═══ Available records

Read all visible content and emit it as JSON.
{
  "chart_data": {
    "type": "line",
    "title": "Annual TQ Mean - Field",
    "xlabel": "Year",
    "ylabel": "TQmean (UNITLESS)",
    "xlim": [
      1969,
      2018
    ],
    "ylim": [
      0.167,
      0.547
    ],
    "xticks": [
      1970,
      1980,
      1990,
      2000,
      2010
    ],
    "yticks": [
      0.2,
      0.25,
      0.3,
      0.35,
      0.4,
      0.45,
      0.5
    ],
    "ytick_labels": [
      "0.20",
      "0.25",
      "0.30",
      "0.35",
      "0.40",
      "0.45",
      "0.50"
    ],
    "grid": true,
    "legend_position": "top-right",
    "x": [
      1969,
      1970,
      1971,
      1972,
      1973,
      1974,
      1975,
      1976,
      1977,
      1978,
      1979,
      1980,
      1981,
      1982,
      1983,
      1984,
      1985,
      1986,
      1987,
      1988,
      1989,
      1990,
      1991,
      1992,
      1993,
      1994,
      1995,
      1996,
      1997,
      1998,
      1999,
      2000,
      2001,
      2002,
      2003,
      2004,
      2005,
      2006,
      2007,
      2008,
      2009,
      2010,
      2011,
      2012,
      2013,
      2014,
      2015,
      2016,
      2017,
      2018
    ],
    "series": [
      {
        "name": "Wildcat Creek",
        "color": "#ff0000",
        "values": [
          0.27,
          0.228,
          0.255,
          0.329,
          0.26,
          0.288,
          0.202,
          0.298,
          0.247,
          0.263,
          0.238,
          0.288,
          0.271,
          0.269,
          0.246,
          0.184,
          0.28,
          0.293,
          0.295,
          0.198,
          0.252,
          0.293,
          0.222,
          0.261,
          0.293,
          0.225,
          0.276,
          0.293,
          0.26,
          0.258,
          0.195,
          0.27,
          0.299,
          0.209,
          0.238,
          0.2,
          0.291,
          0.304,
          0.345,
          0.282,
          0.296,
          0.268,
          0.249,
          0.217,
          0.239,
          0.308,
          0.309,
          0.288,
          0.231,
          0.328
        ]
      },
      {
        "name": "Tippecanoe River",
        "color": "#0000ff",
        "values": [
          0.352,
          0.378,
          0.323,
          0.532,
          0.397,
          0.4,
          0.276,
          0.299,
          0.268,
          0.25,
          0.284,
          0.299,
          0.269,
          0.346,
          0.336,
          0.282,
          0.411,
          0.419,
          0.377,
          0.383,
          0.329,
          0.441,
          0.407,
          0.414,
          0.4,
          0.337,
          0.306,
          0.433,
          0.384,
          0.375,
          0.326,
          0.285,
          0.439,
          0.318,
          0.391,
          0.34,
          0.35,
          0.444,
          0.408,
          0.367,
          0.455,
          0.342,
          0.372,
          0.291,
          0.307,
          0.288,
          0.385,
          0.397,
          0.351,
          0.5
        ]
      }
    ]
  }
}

══════

#### Set exercise
All of the entries need to be reproduced exactly; please write them out.

#### Answer to the task
Read all visible content and emit it as JSON.
{
  "chart_data": {
    "type": "line",
    "title": "Annual TQ Mean - Field",
    "xlabel": "Year",
    "ylabel": "TQmean (UNITLESS)",
    "xlim": [
      1969,
      2018
    ],
    "ylim": [
      0.167,
      0.547
    ],
    "xticks": [
      1970,
      1980,
      1990,
      2000,
      2010
    ],
    "yticks": [
      0.2,
      0.25,
      0.3,
      0.35,
      0.4,
      0.45,
      0.5
    ],
    "ytick_labels": [
      "0.20",
      "0.25",
      "0.30",
      "0.35",
      "0.40",
      "0.45",
      "0.50"
    ],
    "grid": true,
    "legend_position": "top-right",
    "x": [
      1969,
      1970,
      1971,
      1972,
      1973,
      1974,
      1975,
      1976,
      1977,
      1978,
      1979,
      1980,
      1981,
      1982,
      1983,
      1984,
      1985,
      1986,
      1987,
      1988,
      1989,
      1990,
      1991,
      1992,
      1993,
      1994,
      1995,
      1996,
      1997,
      1998,
      1999,
      2000,
      2001,
      2002,
      2003,
      2004,
      2005,
      2006,
      2007,
      2008,
      2009,
      2010,
      2011,
      2012,
      2013,
      2014,
      2015,
      2016,
      2017,
      2018
    ],
    "series": [
      {
        "name": "Wildcat Creek",
        "color": "#ff0000",
        "values": [
          0.27,
          0.228,
          0.255,
          0.329,
          0.26,
          0.288,
          0.202,
          0.298,
          0.247,
          0.263,
          0.238,
          0.288,
          0.271,
          0.269,
          0.246,
          0.184,
          0.28,
          0.293,
          0.295,
          0.198,
          0.252,
          0.293,
          0.222,
          0.261,
          0.293,
          0.225,
          0.276,
          0.293,
          0.26,
          0.258,
          0.195,
          0.27,
          0.299,
          0.209,
          0.238,
          0.2,
          0.291,
          0.304,
          0.345,
          0.282,
          0.296,
          0.268,
          0.249,
          0.217,
          0.239,
          0.308,
          0.309,
          0.288,
          0.231,
          0.328
        ]
      },
      {
        "name": "Tippecanoe River",
        "color": "#0000ff",
        "values": [
          0.352,
          0.378,
          0.323,
          0.532,
          0.397,
          0.4,
          0.276,
          0.299,
          0.268,
          0.25,
          0.284,
          0.299,
          0.269,
          0.346,
          0.336,
          0.282,
          0.411,
          0.419,
          0.377,
          0.383,
          0.329,
          0.441,
          0.407,
          0.414,
          0.4,
          0.337,
          0.306,
          0.433,
          0.384,
          0.375,
          0.326,
          0.285,
          0.439,
          0.318,
          0.391,
          0.34,
          0.35,
          0.444,
          0.408,
          0.367,
          0.455,
          0.342,
          0.372,
          0.291,
          0.307,
          0.288,
          0.385,
          0.397,
          0.351,
          0.5
        ]
      }
    ]
  }
}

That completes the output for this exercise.